═════ Given records

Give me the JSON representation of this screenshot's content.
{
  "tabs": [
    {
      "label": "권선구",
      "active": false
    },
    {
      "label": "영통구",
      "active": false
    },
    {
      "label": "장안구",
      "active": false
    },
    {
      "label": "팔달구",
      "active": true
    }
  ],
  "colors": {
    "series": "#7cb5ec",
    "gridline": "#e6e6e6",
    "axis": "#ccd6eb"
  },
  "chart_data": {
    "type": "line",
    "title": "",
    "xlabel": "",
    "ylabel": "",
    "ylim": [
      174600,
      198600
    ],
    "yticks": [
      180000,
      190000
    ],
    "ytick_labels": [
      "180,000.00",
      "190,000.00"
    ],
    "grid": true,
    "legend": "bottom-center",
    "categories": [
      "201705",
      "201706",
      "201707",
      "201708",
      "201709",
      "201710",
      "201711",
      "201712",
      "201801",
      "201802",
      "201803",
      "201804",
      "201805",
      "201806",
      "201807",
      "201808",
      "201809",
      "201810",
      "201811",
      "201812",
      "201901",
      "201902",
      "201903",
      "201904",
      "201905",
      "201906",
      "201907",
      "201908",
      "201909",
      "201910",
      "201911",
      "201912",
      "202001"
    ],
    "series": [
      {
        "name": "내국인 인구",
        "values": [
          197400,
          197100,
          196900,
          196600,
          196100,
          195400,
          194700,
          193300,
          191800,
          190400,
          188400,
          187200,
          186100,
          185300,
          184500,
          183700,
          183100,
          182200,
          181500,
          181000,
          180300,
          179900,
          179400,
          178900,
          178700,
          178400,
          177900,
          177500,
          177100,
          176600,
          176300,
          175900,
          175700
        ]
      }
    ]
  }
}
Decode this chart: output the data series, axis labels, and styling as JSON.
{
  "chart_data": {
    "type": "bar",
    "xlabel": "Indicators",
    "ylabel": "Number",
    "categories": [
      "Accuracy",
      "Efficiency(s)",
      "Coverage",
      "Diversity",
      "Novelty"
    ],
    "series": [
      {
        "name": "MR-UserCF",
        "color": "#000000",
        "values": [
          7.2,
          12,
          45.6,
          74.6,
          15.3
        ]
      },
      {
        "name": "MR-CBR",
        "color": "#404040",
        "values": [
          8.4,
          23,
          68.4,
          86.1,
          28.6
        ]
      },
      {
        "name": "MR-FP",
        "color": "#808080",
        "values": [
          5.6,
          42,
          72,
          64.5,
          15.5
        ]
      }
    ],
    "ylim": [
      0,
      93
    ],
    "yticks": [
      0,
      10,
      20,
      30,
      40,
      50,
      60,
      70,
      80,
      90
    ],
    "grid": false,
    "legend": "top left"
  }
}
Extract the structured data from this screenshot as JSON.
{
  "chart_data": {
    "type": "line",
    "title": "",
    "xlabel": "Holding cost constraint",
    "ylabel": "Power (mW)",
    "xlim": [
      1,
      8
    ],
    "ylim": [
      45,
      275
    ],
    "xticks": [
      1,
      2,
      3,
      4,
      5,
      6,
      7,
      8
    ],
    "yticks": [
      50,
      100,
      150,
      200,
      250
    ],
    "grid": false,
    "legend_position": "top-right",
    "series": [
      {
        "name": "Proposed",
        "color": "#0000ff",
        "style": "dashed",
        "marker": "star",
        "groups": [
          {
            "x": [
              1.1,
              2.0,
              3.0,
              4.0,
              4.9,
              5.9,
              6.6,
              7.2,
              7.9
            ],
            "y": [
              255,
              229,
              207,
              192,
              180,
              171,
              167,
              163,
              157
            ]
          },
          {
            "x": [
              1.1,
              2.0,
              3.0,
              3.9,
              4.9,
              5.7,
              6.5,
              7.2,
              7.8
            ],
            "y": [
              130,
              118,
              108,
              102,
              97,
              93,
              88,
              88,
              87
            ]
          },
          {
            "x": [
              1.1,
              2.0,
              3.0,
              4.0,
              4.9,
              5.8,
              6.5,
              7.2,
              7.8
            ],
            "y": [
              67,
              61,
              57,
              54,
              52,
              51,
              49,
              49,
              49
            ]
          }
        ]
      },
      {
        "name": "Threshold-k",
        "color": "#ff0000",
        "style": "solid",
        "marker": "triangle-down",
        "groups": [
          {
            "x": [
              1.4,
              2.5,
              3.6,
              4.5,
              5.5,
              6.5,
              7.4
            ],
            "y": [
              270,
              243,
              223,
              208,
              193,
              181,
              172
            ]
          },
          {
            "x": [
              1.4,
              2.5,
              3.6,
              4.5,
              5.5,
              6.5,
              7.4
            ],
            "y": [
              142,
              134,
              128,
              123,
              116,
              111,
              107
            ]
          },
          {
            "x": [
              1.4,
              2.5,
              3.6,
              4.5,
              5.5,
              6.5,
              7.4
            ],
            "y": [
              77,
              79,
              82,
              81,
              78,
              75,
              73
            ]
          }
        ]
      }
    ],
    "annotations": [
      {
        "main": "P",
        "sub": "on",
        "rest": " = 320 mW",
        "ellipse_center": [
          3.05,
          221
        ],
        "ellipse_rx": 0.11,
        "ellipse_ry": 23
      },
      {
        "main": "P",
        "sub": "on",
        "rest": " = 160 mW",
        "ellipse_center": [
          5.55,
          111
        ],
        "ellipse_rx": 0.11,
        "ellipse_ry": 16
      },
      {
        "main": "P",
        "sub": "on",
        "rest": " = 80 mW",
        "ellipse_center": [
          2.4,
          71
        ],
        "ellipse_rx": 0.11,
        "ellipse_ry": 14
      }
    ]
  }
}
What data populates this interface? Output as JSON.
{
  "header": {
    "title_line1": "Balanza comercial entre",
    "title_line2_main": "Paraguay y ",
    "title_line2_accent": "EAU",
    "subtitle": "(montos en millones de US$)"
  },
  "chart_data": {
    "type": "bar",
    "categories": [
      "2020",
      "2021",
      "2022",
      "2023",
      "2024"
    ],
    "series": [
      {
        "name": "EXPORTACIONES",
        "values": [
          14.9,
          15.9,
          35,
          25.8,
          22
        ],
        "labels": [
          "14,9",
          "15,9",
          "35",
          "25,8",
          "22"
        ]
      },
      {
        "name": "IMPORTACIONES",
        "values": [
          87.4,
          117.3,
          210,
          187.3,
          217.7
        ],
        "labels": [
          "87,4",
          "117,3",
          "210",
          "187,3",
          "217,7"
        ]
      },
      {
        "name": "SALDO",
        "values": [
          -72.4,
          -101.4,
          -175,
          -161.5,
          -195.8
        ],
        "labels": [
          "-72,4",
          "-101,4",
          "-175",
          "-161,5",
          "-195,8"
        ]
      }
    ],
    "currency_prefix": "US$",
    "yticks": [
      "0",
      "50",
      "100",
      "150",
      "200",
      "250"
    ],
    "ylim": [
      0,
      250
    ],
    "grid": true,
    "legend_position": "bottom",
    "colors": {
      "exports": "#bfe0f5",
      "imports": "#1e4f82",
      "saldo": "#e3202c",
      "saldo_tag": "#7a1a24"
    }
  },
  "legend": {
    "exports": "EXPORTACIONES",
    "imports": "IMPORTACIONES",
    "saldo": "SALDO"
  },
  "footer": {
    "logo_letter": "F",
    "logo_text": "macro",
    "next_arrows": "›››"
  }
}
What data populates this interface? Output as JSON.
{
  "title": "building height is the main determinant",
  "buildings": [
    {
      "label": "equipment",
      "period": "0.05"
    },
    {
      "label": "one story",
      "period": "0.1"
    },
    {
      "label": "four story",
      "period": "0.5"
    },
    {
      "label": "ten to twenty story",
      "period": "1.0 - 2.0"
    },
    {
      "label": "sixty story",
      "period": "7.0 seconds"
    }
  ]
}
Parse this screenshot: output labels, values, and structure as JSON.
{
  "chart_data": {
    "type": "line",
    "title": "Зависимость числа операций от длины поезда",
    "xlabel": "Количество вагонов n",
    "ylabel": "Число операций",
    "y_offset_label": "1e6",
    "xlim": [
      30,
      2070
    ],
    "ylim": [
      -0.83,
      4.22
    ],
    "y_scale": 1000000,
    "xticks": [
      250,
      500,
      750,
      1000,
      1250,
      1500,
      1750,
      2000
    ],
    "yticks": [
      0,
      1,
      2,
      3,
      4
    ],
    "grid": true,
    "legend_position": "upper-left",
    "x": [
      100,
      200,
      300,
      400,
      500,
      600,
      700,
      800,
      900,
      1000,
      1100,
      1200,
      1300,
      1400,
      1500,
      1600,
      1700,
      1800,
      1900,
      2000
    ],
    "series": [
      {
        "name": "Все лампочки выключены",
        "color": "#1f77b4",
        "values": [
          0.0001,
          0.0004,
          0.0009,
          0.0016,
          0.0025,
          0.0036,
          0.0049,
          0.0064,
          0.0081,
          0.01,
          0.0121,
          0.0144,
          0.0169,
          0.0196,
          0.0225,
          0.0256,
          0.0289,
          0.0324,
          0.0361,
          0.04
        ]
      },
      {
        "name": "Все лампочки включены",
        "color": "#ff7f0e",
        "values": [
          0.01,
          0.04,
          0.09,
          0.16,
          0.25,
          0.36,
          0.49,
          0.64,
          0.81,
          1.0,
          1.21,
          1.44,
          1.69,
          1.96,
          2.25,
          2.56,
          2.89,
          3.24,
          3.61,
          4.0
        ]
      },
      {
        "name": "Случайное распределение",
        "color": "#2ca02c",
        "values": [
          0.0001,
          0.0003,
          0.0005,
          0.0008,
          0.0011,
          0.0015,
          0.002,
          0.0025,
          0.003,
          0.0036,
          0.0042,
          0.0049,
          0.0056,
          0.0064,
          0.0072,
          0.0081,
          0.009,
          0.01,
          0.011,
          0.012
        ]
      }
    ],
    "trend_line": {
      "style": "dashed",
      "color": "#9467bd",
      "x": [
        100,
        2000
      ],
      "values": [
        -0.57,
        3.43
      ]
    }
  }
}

══════════

Every line of the listing that holds "IMPORTACIONES" is to be counted; give only the resulting number.

2